▸ Short exercise: Repeat the material exactly as it appears.

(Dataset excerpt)
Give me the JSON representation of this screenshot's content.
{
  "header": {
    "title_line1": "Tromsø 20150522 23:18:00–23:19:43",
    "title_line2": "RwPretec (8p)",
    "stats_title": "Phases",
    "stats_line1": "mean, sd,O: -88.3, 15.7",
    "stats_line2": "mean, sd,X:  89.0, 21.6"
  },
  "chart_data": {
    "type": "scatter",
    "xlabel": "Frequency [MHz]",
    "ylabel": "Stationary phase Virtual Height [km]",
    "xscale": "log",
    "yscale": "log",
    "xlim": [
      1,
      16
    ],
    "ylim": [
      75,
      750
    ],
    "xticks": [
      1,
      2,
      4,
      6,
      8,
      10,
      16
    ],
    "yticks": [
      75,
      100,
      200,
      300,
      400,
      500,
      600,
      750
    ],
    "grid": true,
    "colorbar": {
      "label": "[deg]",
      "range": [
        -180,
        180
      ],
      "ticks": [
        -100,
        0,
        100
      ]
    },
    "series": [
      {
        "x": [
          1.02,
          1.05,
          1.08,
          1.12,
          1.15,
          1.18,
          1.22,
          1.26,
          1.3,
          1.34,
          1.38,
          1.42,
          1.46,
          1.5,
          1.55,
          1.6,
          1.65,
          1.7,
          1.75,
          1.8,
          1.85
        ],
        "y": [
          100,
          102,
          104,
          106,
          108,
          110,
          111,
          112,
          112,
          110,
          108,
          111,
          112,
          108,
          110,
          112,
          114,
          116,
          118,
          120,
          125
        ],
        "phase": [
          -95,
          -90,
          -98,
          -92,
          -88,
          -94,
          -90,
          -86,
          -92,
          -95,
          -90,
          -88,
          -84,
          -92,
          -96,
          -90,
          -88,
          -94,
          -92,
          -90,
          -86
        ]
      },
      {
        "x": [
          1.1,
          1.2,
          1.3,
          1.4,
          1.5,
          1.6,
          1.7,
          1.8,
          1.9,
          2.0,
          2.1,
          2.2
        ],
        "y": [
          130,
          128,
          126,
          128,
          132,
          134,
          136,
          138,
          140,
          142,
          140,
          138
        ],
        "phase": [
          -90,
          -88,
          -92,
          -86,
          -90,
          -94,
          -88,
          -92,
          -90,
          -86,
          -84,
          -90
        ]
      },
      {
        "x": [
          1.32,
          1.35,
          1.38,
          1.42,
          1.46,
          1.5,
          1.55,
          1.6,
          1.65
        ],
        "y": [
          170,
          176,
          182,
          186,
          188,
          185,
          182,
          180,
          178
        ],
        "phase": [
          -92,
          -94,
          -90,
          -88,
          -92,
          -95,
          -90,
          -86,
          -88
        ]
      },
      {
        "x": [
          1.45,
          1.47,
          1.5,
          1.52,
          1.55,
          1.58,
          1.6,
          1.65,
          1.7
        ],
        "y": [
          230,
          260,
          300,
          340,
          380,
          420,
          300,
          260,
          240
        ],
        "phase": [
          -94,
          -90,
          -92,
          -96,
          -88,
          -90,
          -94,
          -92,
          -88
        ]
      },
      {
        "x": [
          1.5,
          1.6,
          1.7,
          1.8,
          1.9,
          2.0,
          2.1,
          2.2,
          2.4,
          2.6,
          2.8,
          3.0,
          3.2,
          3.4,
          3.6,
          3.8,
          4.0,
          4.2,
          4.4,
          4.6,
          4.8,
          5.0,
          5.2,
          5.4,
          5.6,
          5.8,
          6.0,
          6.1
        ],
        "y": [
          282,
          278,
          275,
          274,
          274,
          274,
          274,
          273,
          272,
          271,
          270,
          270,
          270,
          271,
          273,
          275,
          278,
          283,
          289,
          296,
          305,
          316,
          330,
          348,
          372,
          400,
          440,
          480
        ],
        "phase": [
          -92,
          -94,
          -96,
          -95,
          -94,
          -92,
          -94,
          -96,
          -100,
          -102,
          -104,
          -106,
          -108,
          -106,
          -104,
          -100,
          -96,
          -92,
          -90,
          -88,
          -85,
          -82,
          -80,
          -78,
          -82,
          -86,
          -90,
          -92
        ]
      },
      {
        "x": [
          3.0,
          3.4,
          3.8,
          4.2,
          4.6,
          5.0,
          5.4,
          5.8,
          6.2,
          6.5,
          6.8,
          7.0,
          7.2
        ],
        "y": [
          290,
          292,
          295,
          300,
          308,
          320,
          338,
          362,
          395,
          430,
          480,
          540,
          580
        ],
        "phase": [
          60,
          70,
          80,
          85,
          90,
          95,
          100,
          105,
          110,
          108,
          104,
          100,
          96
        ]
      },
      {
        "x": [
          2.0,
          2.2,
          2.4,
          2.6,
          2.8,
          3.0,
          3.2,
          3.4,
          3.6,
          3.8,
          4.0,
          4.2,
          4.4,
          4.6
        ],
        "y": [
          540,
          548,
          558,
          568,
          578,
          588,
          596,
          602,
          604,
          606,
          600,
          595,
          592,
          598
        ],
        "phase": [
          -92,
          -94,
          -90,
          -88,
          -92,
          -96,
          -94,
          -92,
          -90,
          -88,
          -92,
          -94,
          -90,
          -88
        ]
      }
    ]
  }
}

▸ Output of the exercise:
Give me the JSON representation of this screenshot's content.
{
  "header": {
    "title_line1": "Tromsø 20150522 23:18:00–23:19:43",
    "title_line2": "RwPretec (8p)",
    "stats_title": "Phases",
    "stats_line1": "mean, sd,O: -88.3, 15.7",
    "stats_line2": "mean, sd,X:  89.0, 21.6"
  },
  "chart_data": {
    "type": "scatter",
    "xlabel": "Frequency [MHz]",
    "ylabel": "Stationary phase Virtual Height [km]",
    "xscale": "log",
    "yscale": "log",
    "xlim": [
      1,
      16
    ],
    "ylim": [
      75,
      750
    ],
    "xticks": [
      1,
      2,
      4,
      6,
      8,
      10,
      16
    ],
    "yticks": [
      75,
      100,
      200,
      300,
      400,
      500,
      600,
      750
    ],
    "grid": true,
    "colorbar": {
      "label": "[deg]",
      "range": [
        -180,
        180
      ],
      "ticks": [
        -100,
        0,
        100
      ]
    },
    "series": [
      {
        "x": [
          1.02,
          1.05,
          1.08,
          1.12,
          1.15,
          1.18,
          1.22,
          1.26,
          1.3,
          1.34,
          1.38,
          1.42,
          1.46,
          1.5,
          1.55,
          1.6,
          1.65,
          1.7,
          1.75,
          1.8,
          1.85
        ],
        "y": [
          100,
          102,
          104,
          106,
          108,
          110,
          111,
          112,
          112,
          110,
          108,
          111,
          112,
          108,
          110,
          112,
          114,
          116,
          118,
          120,
          125
        ],
        "phase": [
          -95,
          -90,
          -98,
          -92,
          -88,
          -94,
          -90,
          -86,
          -92,
          -95,
          -90,
          -88,
          -84,
          -92,
          -96,
          -90,
          -88,
          -94,
          -92,
          -90,
          -86
        ]
      },
      {
        "x": [
          1.1,
          1.2,
          1.3,
          1.4,
          1.5,
          1.6,
          1.7,
          1.8,
          1.9,
          2.0,
          2.1,
          2.2
        ],
        "y": [
          130,
          128,
          126,
          128,
          132,
          134,
          136,
          138,
          140,
          142,
          140,
          138
        ],
        "phase": [
          -90,
          -88,
          -92,
          -86,
          -90,
          -94,
          -88,
          -92,
          -90,
          -86,
          -84,
          -90
        ]
      },
      {
        "x": [
          1.32,
          1.35,
          1.38,
          1.42,
          1.46,
          1.5,
          1.55,
          1.6,
          1.65
        ],
        "y": [
          170,
          176,
          182,
          186,
          188,
          185,
          182,
          180,
          178
        ],
        "phase": [
          -92,
          -94,
          -90,
          -88,
          -92,
          -95,
          -90,
          -86,
          -88
        ]
      },
      {
        "x": [
          1.45,
          1.47,
          1.5,
          1.52,
          1.55,
          1.58,
          1.6,
          1.65,
          1.7
        ],
        "y": [
          230,
          260,
          300,
          340,
          380,
          420,
          300,
          260,
          240
        ],
        "phase": [
          -94,
          -90,
          -92,
          -96,
          -88,
          -90,
          -94,
          -92,
          -88
        ]
      },
      {
        "x": [
          1.5,
          1.6,
          1.7,
          1.8,
          1.9,
          2.0,
          2.1,
          2.2,
          2.4,
          2.6,
          2.8,
          3.0,
          3.2,
          3.4,
          3.6,
          3.8,
          4.0,
          4.2,
          4.4,
          4.6,
          4.8,
          5.0,
          5.2,
          5.4,
          5.6,
          5.8,
          6.0,
          6.1
        ],
        "y": [
          282,
          278,
          275,
          274,
          274,
          274,
          274,
          273,
          272,
          271,
          270,
          270,
          270,
          271,
          273,
          275,
          278,
          283,
          289,
          296,
          305,
          316,
          330,
          348,
          372,
          400,
          440,
          480
        ],
        "phase": [
          -92,
          -94,
          -96,
          -95,
          -94,
          -92,
          -94,
          -96,
          -100,
          -102,
          -104,
          -106,
          -108,
          -106,
          -104,
          -100,
          -96,
          -92,
          -90,
          -88,
          -85,
          -82,
          -80,
          -78,
          -82,
          -86,
          -90,
          -92
        ]
      },
      {
        "x": [
          3.0,
          3.4,
          3.8,
          4.2,
          4.6,
          5.0,
          5.4,
          5.8,
          6.2,
          6.5,
          6.8,
          7.0,
          7.2
        ],
        "y": [
          290,
          292,
          295,
          300,
          308,
          320,
          338,
          362,
          395,
          430,
          480,
          540,
          580
        ],
        "phase": [
          60,
          70,
          80,
          85,
          90,
          95,
          100,
          105,
          110,
          108,
          104,
          100,
          96
        ]
      },
      {
        "x": [
          2.0,
          2.2,
          2.4,
          2.6,
          2.8,
          3.0,
          3.2,
          3.4,
          3.6,
          3.8,
          4.0,
          4.2,
          4.4,
          4.6
        ],
        "y": [
          540,
          548,
          558,
          568,
          578,
          588,
          596,
          602,
          604,
          606,
          600,
          595,
          592,
          598
        ],
        "phase": [
          -92,
          -94,
          -90,
          -88,
          -92,
          -96,
          -94,
          -92,
          -90,
          -88,
          -92,
          -94,
          -90,
          -88
        ]
      }
    ]
  }
}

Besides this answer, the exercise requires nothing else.